● **EXERCISE BRIEF**
Only a number is wanted: how many lines of the entries include the string "министров"?

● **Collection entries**
<<<<

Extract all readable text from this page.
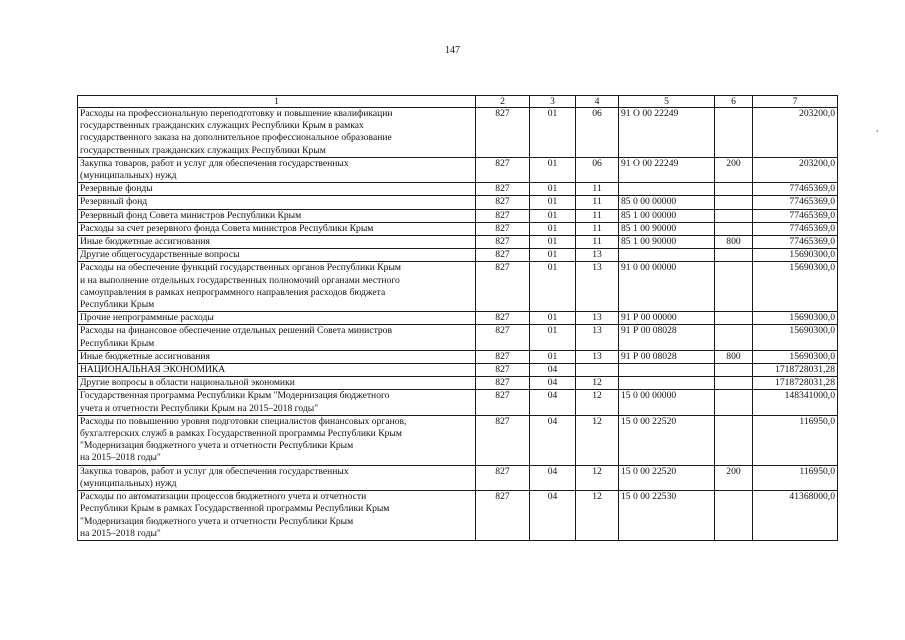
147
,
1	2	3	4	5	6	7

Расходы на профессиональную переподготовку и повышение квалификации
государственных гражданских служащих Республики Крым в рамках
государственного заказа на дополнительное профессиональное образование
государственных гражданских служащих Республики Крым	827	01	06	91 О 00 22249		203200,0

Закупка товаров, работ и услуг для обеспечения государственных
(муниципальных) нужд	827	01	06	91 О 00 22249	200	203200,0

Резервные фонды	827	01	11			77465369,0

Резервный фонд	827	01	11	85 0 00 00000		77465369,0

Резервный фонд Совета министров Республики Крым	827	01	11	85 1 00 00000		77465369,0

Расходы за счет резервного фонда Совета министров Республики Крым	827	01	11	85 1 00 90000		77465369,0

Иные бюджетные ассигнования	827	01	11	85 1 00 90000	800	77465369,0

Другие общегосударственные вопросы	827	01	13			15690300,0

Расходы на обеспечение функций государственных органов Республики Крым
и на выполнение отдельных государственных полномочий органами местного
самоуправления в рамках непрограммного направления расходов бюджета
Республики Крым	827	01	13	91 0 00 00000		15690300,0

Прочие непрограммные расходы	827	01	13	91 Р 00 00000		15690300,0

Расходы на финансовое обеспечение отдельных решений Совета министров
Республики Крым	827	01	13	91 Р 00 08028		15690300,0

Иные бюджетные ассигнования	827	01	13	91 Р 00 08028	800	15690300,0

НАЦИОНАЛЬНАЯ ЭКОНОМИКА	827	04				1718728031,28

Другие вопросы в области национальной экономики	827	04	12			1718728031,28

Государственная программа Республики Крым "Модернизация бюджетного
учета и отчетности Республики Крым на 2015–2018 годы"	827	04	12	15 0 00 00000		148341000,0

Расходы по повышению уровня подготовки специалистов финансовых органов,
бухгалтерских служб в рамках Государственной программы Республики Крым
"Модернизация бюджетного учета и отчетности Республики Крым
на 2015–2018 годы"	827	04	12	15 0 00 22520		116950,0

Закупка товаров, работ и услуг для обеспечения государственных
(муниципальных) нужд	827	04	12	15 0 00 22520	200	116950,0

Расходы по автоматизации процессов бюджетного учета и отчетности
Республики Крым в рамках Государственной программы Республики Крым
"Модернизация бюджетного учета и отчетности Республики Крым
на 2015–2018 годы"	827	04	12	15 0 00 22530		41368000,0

>>>>

● **EXPECTED OUTPUT**
3